TRECHO CITADO:
● ● ● ●

Barreiras no atendimento
Costa elenca outras barreiras que impedem que mulheres com deficiência peçam ajuda em situações de violência doméstica, como a falta de acessibilidade arquitetônica nas delegacias e no transporte, a falta de intérpretes para garantir a comunicação das mulheres surdas usuárias de libras, a falta de formulários impressos em letras ampliadas, braile ou disponíveis em formato digital para garantir acesso às mulheres cegas ou com baixa visão, além da falta de treinamento para os profissionais de segurança.
Para aprimorar o atendimento a essas mulheres, a Secretaria da Pessoa com Deficiência de SP criou o programa “Todas in-Rede”, que realiza, entre outras ações, um curso de ensino à distância para profissionais das delegacias da mulher e da rede de proteção à mulher do Estado de São Paulo. A primeira edição do curso acontece em agosto e já tem mais de 200 servidores inscritos.
Além de aulas sobre as dinâmicas da violência doméstica, os diversos tipos de deficiência e as melhores práticas no atendimento às mulheres sem revitimizá-las, os profissionais terão acesso a noções básicas de comunicação em Libras (Língua Brasileira de Sinais). O “Todas in-Rede” também reúne em seu site uma série de informações úteis e educativas sobre mulheres com deficiência, inclusive uma lista dos canais de denúncia e acolhimento disponíveis. Todas as informações do portal tem acessibilidade.
O atendimento em libras desde o primeiro momento é um dos diferenciais da 1º Delegacia de Polícia da Pessoa com Deficiência do Estado de São Paulo, localizada na região central da capital paulista. Além dos intérpretes, a vítima de violência que procura ou é encaminhada para a delegacia especializada conta com acompanhamento multidisciplinar de psicólogos e assistentes sociais desde o registro da ocorrência.
Por lá, a redução nas denúncias de agressões também foi percebida no período da pandemia. Mas, segundo a delegada titular Maria Valéria Novaes Santos, isso não indica uma redução da violência:
— Não deixou de haver a violência, mas ela ficou contida em algum lugar. Vimos que essas vítimas se preservaram mais e não saíram de casa por causa da Covid-19. Talvez ela não tenha condições de pedir ajuda. Mas os serviços continuam funcionando normalmente — afirma a delegada.

● ● ● ●

TAREFA A:
De acordo com o texto sobre o atendimento a mulheres com deficiência vítimas de violência, em que mês acontece a primeira edição do curso do programa “Todas in-Rede”?
TAREFA B:
Escreva a continuação do texto sobre o atendimento a mulheres com deficiência vítimas de violência a partir do ponto em que ele termina.

Itens armazenados
● ● ● ●

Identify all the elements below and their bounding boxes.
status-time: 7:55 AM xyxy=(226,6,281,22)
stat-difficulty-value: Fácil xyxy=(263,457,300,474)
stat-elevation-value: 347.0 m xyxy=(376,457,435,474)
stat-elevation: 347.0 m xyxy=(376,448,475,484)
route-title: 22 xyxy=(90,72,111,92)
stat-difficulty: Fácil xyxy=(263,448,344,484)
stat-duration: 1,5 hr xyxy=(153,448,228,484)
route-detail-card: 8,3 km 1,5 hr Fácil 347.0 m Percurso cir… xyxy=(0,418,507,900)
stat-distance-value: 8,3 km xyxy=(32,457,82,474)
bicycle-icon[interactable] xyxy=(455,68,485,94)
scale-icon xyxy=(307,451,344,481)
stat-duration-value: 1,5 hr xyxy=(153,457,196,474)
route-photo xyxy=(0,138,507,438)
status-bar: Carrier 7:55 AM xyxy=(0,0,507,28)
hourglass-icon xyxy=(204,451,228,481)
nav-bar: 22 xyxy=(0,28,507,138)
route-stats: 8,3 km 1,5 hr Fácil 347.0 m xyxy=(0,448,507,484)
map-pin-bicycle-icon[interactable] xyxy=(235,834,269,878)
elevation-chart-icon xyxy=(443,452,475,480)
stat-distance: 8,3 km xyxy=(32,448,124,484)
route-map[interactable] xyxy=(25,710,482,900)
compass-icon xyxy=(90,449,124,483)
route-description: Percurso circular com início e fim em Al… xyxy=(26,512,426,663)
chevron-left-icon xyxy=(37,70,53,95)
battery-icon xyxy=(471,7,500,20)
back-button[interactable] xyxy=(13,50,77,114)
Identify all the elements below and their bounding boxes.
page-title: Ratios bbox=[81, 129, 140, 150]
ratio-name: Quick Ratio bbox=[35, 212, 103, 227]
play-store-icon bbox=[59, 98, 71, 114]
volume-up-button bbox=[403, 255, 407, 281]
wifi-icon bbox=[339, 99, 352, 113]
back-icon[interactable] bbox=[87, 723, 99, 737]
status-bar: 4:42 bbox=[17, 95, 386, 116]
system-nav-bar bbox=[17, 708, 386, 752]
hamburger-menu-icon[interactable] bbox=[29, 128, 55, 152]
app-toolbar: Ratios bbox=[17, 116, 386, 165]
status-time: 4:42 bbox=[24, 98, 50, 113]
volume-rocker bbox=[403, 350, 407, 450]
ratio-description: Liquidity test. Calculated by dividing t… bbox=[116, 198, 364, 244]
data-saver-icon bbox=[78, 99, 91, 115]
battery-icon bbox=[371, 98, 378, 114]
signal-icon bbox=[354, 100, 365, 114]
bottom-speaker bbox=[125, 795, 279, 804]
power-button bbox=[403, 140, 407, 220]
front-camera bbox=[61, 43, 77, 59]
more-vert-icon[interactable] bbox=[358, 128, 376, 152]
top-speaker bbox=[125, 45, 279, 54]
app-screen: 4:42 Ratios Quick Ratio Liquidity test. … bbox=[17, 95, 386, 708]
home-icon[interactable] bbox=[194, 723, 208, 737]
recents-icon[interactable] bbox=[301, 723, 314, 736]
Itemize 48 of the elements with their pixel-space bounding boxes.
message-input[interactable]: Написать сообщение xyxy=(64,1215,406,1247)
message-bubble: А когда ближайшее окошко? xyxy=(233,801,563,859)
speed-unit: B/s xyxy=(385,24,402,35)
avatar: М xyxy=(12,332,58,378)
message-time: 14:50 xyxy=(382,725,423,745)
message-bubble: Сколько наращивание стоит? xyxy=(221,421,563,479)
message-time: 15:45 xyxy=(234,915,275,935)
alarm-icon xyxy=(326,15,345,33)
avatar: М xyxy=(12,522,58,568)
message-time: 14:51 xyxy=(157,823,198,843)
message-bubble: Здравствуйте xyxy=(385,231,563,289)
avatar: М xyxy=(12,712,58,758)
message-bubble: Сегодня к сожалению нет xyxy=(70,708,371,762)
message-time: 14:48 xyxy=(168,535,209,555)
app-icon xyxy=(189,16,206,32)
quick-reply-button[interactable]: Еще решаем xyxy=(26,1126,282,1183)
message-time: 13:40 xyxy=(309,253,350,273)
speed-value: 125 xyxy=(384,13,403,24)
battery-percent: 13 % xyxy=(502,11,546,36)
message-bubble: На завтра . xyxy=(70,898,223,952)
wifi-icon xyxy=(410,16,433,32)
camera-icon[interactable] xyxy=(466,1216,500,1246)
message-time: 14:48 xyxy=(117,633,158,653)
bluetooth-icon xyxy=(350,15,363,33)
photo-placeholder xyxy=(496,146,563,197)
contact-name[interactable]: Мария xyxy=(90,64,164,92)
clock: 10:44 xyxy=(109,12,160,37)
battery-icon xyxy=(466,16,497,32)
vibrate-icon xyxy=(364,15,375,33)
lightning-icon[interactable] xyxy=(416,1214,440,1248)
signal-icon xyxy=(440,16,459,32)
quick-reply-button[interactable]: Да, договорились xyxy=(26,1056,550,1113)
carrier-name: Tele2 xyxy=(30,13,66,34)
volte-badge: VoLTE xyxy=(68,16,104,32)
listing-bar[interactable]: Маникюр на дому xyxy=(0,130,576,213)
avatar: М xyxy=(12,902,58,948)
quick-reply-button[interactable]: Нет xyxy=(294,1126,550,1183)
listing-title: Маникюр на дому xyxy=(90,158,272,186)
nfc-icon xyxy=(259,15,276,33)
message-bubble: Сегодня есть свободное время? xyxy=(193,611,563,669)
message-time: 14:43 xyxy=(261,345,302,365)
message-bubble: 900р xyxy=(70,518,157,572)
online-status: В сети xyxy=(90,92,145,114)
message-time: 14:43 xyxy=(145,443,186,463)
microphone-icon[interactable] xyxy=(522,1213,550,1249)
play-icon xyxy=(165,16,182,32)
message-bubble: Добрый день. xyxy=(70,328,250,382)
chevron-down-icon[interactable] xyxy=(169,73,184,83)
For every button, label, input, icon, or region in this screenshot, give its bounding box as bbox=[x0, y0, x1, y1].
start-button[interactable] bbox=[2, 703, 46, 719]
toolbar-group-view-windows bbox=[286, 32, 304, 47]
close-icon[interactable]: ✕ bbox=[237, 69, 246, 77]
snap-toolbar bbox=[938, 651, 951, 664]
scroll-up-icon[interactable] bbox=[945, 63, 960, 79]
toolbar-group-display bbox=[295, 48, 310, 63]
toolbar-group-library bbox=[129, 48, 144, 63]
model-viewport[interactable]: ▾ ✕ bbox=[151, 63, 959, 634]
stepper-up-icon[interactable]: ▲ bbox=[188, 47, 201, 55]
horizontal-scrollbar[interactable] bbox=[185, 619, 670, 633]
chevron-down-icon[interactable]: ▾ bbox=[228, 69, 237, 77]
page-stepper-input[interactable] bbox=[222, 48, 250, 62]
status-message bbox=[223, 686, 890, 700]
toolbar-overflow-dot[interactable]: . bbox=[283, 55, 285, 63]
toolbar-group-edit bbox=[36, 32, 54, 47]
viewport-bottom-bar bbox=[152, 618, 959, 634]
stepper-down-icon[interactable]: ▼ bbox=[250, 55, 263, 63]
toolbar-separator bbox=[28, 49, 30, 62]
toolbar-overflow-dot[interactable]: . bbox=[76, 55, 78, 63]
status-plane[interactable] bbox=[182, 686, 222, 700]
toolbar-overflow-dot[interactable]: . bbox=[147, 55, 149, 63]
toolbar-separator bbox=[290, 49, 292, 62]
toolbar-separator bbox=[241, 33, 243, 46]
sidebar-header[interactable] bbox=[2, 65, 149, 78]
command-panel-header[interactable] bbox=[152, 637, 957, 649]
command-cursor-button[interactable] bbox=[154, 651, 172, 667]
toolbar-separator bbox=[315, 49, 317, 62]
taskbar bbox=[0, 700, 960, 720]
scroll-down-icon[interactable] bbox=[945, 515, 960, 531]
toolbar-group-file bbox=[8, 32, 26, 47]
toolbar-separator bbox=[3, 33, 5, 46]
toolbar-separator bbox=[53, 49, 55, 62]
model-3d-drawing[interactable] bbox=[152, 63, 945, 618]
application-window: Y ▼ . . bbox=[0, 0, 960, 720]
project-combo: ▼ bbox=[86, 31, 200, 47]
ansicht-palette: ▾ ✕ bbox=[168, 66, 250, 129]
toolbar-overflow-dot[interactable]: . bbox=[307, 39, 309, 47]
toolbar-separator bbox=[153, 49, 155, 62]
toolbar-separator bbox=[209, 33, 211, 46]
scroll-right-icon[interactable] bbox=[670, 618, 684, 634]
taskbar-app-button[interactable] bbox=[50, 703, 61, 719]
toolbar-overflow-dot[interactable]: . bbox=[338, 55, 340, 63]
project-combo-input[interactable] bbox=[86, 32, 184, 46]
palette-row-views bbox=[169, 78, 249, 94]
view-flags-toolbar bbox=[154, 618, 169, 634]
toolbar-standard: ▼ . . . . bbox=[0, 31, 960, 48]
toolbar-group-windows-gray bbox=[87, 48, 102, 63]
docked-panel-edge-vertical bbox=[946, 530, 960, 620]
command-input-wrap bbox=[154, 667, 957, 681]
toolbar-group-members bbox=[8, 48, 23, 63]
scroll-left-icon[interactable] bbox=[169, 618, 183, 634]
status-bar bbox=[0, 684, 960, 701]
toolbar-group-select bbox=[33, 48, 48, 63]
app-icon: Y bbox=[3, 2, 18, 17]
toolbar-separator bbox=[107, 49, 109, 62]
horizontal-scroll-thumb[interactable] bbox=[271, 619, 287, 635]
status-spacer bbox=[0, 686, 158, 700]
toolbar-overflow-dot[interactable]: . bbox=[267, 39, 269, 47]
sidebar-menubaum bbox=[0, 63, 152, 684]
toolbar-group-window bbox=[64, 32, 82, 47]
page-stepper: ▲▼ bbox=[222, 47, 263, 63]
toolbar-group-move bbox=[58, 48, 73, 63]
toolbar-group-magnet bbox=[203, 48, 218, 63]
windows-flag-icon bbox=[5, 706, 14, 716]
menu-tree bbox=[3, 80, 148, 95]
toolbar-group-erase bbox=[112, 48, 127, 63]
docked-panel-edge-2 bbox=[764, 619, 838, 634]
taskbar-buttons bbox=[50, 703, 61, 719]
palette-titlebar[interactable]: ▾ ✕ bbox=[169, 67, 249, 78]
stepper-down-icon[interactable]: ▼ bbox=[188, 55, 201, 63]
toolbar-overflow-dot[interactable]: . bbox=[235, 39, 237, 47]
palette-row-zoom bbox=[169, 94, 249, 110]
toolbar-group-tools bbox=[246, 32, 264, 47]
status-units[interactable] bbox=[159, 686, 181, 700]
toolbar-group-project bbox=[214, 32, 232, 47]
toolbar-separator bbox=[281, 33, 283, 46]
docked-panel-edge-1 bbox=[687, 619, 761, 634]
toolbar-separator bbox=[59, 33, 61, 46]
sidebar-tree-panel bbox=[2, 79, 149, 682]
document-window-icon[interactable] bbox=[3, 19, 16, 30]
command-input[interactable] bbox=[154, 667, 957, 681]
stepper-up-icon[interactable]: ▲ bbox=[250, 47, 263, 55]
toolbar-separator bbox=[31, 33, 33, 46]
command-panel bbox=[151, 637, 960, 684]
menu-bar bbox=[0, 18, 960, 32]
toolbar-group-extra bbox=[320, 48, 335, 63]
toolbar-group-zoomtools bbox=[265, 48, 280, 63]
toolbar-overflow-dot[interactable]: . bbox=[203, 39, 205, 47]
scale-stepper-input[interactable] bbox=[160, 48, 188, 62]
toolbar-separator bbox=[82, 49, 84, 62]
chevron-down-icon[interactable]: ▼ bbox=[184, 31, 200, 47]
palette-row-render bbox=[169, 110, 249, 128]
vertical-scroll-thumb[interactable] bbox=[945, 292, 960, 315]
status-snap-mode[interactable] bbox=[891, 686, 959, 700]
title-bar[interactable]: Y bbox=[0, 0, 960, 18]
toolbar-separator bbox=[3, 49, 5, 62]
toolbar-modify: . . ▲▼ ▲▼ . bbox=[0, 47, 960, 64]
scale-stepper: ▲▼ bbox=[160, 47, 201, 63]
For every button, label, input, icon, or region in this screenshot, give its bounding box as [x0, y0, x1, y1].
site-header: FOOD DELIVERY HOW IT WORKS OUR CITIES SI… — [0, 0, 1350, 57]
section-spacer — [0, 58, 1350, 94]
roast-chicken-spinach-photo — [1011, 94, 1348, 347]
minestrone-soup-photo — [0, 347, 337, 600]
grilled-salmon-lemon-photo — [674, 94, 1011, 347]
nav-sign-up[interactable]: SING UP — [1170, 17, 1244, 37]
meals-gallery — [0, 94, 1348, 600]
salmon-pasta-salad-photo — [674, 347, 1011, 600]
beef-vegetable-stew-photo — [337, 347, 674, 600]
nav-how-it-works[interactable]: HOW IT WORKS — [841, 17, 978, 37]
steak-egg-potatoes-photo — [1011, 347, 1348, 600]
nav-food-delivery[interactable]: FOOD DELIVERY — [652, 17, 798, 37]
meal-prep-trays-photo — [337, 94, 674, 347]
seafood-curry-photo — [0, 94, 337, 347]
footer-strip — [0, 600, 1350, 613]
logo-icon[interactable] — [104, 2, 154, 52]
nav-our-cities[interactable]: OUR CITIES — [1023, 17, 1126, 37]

● ● ● ●

RESPOSTA A:
Em agosto.

RESPOSTA B:
Santos explica que as denúncias podem ser feitas por boletim de ocorrência eletrônico, pelo Ligue 180 e que a delegacia também recebe os casos encaminhados pela Defensoria Pública e pelo Ministério Público — Aí vamos até o local e verificarmos a situação de violência com a equipe de multidisciplinar — explica.
Ela ressalta que em caso de emergência, o 190 pode ser acionado, mas a equipe da delegacia mais próxima será encaminhada até o local. O caso pode ser posteriormente redirecionado para a Delegacia da Pessoa com Deficiência.
A psicóloga Laureane de Lima Costa avalia que em uma situação de confinamento como a que vivemos, a violência doméstica pode se agravar, pois a presença constante dos agressores em casa impede qualquer pedido de ajuda ou comunicação com outras pessoas, até mesmo pelo celular, que pode ser monitorado pelo agressor.
— A pandemia agrava essas situações porque as mulheres com deficiência ficam ainda mais distantes do convívio social, do trabalho, da escola e universidade, do contato com profissionais da saúde, como fisioterapeutas, por exemplo. Apesar desse agravamento, é importante ressaltar que esse período de isolamento social, que o mundo está conhecendo agora, historicamente, é imposto às mulheres com deficiência, por meio das diversas barreiras que obstruem nossa participação plena e em igualdade de condições com as demais pessoas — afirma a pesquisadora.